## RECORDS SUPPLIED
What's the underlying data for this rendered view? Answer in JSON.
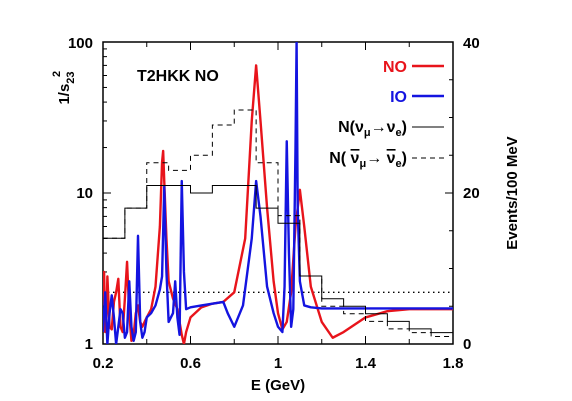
{
  "chart_data": {
    "type": "line",
    "title": "T2HKK NO",
    "xlabel": "E (GeV)",
    "ylabel_left": "1/s",
    "ylabel_left_sub": "23",
    "ylabel_left_sup": "2",
    "ylabel_right": "Events/100 MeV",
    "xlim": [
      0.2,
      1.8
    ],
    "ylim_left": [
      1,
      100
    ],
    "y_left_scale": "log",
    "ylim_right": [
      0,
      40
    ],
    "xticks": [
      "0.2",
      "0.6",
      "1",
      "1.4",
      "1.8"
    ],
    "yticks_left": [
      "1",
      "10",
      "100"
    ],
    "yticks_right": [
      "0",
      "20",
      "40"
    ],
    "legend_placement": "top-right",
    "legend": [
      {
        "label": "NO",
        "color": "#e8141b",
        "style": "solid"
      },
      {
        "label": "IO",
        "color": "#1414e0",
        "style": "solid"
      },
      {
        "label": "N(ν_μ→ν_e)",
        "color": "#000000",
        "style": "solid"
      },
      {
        "label": "N(ν̄_μ→ν̄_e)",
        "color": "#000000",
        "style": "dashed"
      }
    ],
    "reference_line_left_axis": 2.2,
    "series": [
      {
        "name": "NO",
        "axis": "left",
        "color": "#e8141b",
        "x": [
          0.2,
          0.205,
          0.21,
          0.215,
          0.22,
          0.23,
          0.24,
          0.25,
          0.26,
          0.27,
          0.28,
          0.29,
          0.3,
          0.31,
          0.32,
          0.33,
          0.34,
          0.35,
          0.36,
          0.37,
          0.38,
          0.39,
          0.4,
          0.42,
          0.44,
          0.46,
          0.47,
          0.475,
          0.48,
          0.49,
          0.5,
          0.52,
          0.54,
          0.56,
          0.57,
          0.58,
          0.6,
          0.65,
          0.7,
          0.75,
          0.8,
          0.85,
          0.88,
          0.9,
          0.92,
          0.95,
          0.98,
          1.0,
          1.02,
          1.04,
          1.06,
          1.08,
          1.1,
          1.12,
          1.15,
          1.2,
          1.25,
          1.3,
          1.4,
          1.5,
          1.6,
          1.8
        ],
        "y": [
          1.8,
          3.0,
          1.2,
          1.3,
          2.8,
          1.3,
          1.25,
          1.9,
          2.2,
          2.7,
          1.3,
          1.2,
          2.0,
          3.5,
          1.6,
          1.05,
          1.15,
          1.6,
          1.8,
          1.4,
          1.3,
          1.4,
          1.5,
          1.7,
          2.4,
          6.0,
          16.0,
          19.0,
          12.0,
          5.0,
          2.6,
          2.0,
          1.7,
          1.15,
          1.0,
          1.2,
          1.5,
          1.75,
          1.85,
          1.9,
          2.2,
          5.0,
          30.0,
          70.0,
          30.0,
          8.0,
          2.6,
          1.6,
          1.25,
          1.4,
          2.2,
          6.0,
          10.5,
          6.0,
          2.4,
          1.4,
          1.1,
          1.2,
          1.5,
          1.65,
          1.7,
          1.7
        ]
      },
      {
        "name": "IO",
        "axis": "left",
        "color": "#1414e0",
        "x": [
          0.2,
          0.21,
          0.22,
          0.23,
          0.24,
          0.25,
          0.26,
          0.27,
          0.28,
          0.29,
          0.3,
          0.31,
          0.32,
          0.33,
          0.34,
          0.35,
          0.36,
          0.37,
          0.38,
          0.39,
          0.4,
          0.42,
          0.44,
          0.46,
          0.47,
          0.48,
          0.49,
          0.5,
          0.52,
          0.53,
          0.54,
          0.55,
          0.56,
          0.57,
          0.58,
          0.6,
          0.65,
          0.7,
          0.75,
          0.77,
          0.8,
          0.84,
          0.88,
          0.9,
          0.92,
          0.95,
          0.98,
          1.0,
          1.02,
          1.03,
          1.04,
          1.05,
          1.06,
          1.07,
          1.08,
          1.085,
          1.09,
          1.1,
          1.12,
          1.15,
          1.2,
          1.4,
          1.6,
          1.8
        ],
        "y": [
          1.2,
          2.2,
          1.0,
          1.6,
          2.1,
          1.5,
          1.0,
          1.3,
          1.7,
          1.6,
          1.1,
          1.2,
          2.6,
          1.3,
          1.05,
          1.2,
          5.2,
          1.4,
          1.1,
          1.2,
          1.5,
          1.6,
          1.8,
          2.3,
          2.8,
          11.0,
          3.0,
          1.4,
          1.6,
          2.6,
          1.5,
          1.15,
          12.0,
          3.0,
          1.7,
          1.75,
          1.8,
          1.85,
          1.9,
          1.6,
          1.3,
          1.8,
          5.0,
          12.0,
          7.0,
          2.4,
          1.6,
          1.3,
          1.2,
          2.4,
          22.0,
          4.0,
          1.3,
          1.7,
          20.0,
          100.0,
          8.0,
          2.6,
          1.8,
          1.75,
          1.72,
          1.72,
          1.72,
          1.72
        ]
      },
      {
        "name": "N(ν_μ→ν_e)",
        "axis": "right",
        "color": "#000000",
        "style": "step",
        "bins": [
          0.2,
          0.3,
          0.4,
          0.5,
          0.6,
          0.7,
          0.8,
          0.9,
          1.0,
          1.1,
          1.2,
          1.3,
          1.4,
          1.5,
          1.6,
          1.7,
          1.8
        ],
        "values": [
          14,
          18,
          21,
          21,
          20,
          21,
          21,
          18,
          16,
          9,
          6,
          5,
          4,
          3,
          2,
          1.5,
          1
        ]
      },
      {
        "name": "N(ν̄_μ→ν̄_e)",
        "axis": "right",
        "color": "#000000",
        "style": "dashed-step",
        "bins": [
          0.2,
          0.3,
          0.4,
          0.5,
          0.6,
          0.7,
          0.8,
          0.9,
          1.0,
          1.1,
          1.2,
          1.3,
          1.4,
          1.5,
          1.6,
          1.7,
          1.8
        ],
        "values": [
          14,
          18,
          24,
          23,
          25,
          29,
          31,
          24,
          17,
          9,
          5,
          4,
          3,
          2,
          1.5,
          1,
          0.5
        ]
      }
    ]
  }
}
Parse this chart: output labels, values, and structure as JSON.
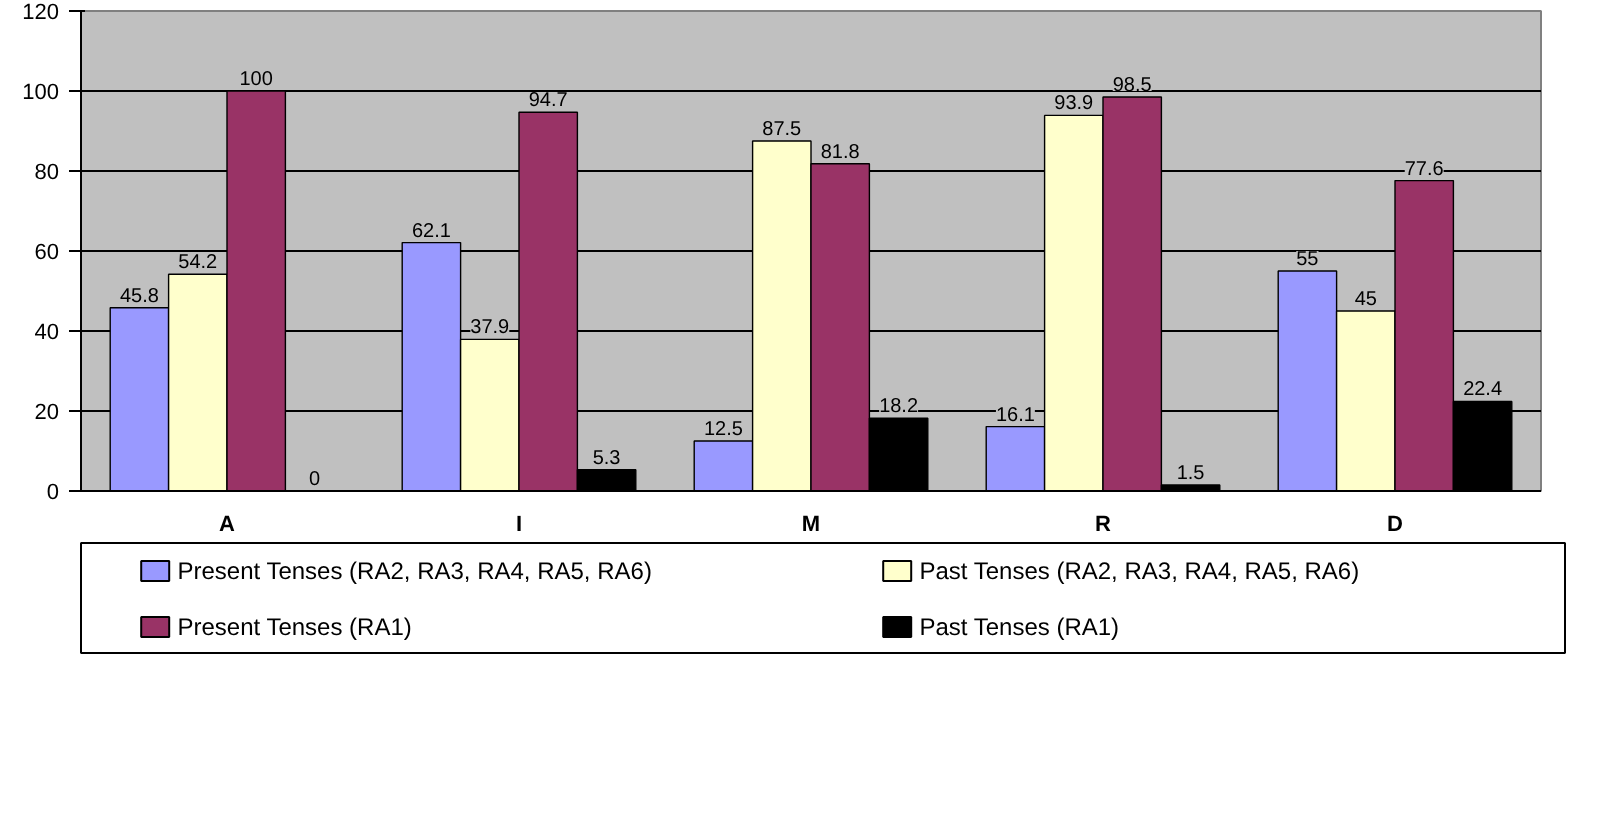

## TASK PROMPT
Check each line of the entries above, and show every one holding the word "JSON".

## THE RESULT
What's the underlying data for this rendered view? Answer in JSON.
Parse this chart: output labels, values, and structure as JSON.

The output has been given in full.